元の文章:
---
描画時の色を決定する処理まわりを指定します。
BlendStateで、どのように色やアルファ値をブレンドするかを指定します。
operationで加算や減算などをの計算方法を指定し、srcFactor/dstFactorで計算時の係数を指定できます。
今回は、ただの加算合成として作成します。

fragmentShaderについての情報もここに記述しています。

void initRenderPipelineAndBuffers() {
	...
	// fragment and blendState
	wgpu::BlendState blend = {};
	blend.color.operation = wgpu::BlendOperation::Add;
	blend.color.srcFactor = wgpu::BlendFactor::SrcAlpha;
	blend.color.dstFactor = wgpu::BlendFactor::OneMinusDstAlpha;
	blend.alpha.operation = wgpu::BlendOperation::Add;
	blend.alpha.srcFactor = wgpu::BlendFactor::One;
	blend.alpha.dstFactor = wgpu::BlendFactor::OneMinusDstAlpha;
	wgpu::ColorTargetState colorTargetState{};
	colorTargetState.format = wgpu::TextureFormat::BGRA8Unorm;
	colorTargetState.blend = &blend;
	wgpu::FragmentState fragmentState{};
	fragmentState.module = shaderModule;
	fragmentState.entryPoint = "main_f";
	fragmentState.targetCount = 1;
	fragmentState.targets = &colorTargetState;
	...
}

DepthStencilState

DepthStencilStateで、深度ステンシルバッファについての情報も定義しておきます。

void initRenderPipelineAndBuffers() {
	...
	// DepthStencilState
	wgpu::DepthStencilState depthStencilState{};
	depthStencilState.format = wgpu::TextureFormat::Depth24PlusStencil8;
	depthStencilState.depthWriteEnabled = true;
	depthStencilState.depthCompare = wgpu::CompareFunction::Less;
	...
---
やること 1: 描画設定の解説から、「描画時の色を決定する処理まわりを指定します。」から「fragmentShaderについての情報もここに記述しています。」までをすべて、一字も変えずに書き写してください。
やること 2: 描画設定の解説を、示されている最後の行の次から書き進めてください。
このあとの記録は、上の描画設定の解説とは関係ありません。

ページ構造の解析データ:
---
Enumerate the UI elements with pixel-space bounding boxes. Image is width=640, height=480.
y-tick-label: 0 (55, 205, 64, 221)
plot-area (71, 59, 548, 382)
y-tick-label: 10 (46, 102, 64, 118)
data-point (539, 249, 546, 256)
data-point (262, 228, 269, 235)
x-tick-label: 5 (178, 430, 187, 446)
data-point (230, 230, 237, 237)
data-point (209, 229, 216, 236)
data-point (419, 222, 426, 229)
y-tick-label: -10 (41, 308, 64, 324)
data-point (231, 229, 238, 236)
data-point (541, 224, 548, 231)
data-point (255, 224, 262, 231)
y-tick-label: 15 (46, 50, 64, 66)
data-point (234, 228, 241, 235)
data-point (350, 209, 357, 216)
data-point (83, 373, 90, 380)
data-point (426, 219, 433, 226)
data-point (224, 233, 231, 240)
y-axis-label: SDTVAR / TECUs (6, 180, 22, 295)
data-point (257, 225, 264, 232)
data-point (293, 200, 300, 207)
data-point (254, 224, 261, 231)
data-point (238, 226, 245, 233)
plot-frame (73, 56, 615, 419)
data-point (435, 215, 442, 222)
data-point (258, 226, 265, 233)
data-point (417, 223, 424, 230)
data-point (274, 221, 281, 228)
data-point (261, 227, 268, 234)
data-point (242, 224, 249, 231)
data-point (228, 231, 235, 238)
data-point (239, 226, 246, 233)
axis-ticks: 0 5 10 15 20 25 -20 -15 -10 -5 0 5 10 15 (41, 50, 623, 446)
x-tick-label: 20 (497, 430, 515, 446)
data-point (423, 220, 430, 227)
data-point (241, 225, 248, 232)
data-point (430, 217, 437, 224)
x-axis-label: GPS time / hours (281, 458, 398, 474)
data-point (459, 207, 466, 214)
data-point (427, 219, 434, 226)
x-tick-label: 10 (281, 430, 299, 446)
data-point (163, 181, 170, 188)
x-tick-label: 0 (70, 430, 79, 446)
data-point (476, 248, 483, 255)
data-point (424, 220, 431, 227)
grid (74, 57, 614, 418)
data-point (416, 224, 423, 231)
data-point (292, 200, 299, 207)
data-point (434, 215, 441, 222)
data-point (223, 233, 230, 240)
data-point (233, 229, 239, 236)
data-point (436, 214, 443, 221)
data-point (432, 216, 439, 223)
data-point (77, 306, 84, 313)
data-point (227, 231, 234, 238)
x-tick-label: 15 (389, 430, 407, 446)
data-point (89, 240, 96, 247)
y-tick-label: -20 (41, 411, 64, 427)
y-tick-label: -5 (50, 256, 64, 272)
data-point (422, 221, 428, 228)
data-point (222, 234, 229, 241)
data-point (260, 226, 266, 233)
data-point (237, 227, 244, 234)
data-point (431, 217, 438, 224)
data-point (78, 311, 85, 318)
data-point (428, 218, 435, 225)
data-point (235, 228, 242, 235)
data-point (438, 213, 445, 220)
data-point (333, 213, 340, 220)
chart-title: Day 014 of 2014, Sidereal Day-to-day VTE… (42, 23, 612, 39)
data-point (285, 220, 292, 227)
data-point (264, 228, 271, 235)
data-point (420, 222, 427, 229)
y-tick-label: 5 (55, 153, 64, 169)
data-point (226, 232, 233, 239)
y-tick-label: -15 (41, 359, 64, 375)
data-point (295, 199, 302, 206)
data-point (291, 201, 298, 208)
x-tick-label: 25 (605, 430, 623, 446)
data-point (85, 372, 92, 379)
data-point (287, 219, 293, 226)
---
期待される答え 1:
描画時の色を決定する処理まわりを指定します。
BlendStateで、どのように色やアルファ値をブレンドするかを指定します。
operationで加算や減算などをの計算方法を指定し、srcFactor/dstFactorで計算時の係数を指定できます。
今回は、ただの加算合成として作成します。

fragmentShaderについての情報もここに記述しています。

期待される答え 2:
}

render pipelineの作成

さきほどまで作成したものをもとに、render pipelineの作成をします。

また、ここでポリゴン(primitive)の描画時の裏表カリングや、PrimitiveTopologyの指定などを行います。
今回は、頂点が右回り(CW)に並んでいる面を表として、裏面をカリング、渡される頂点はTriangleList(3つずつ連続的に扱う)としています。

void initRenderPipelineAndBuffers() {
	...
	// render pipelineの作成
	wgpu::PipelineLayoutDescriptor pllDesc{}; // bindGroupLayoutをまとめたもの
	pllDesc.bindGroupLayoutCount = 1;
	pllDesc.bindGroupLayouts = &bgl;
	wgpu::RenderPipelineDescriptor descriptor{};
	descriptor.layout = device.CreatePipelineLayout(&pllDesc);
	descriptor.vertex = vertexState;
	descriptor.fragment = &fragmentState;
	descriptor.primitive.frontFace = wgpu::FrontFace::CW;   // 表面とするときの頂点の並び順。
								// デフォルトはCCW(反時計回り)
	descriptor.primitive.cullMode = wgpu::CullMode::Back;   // カリングする面(表裏)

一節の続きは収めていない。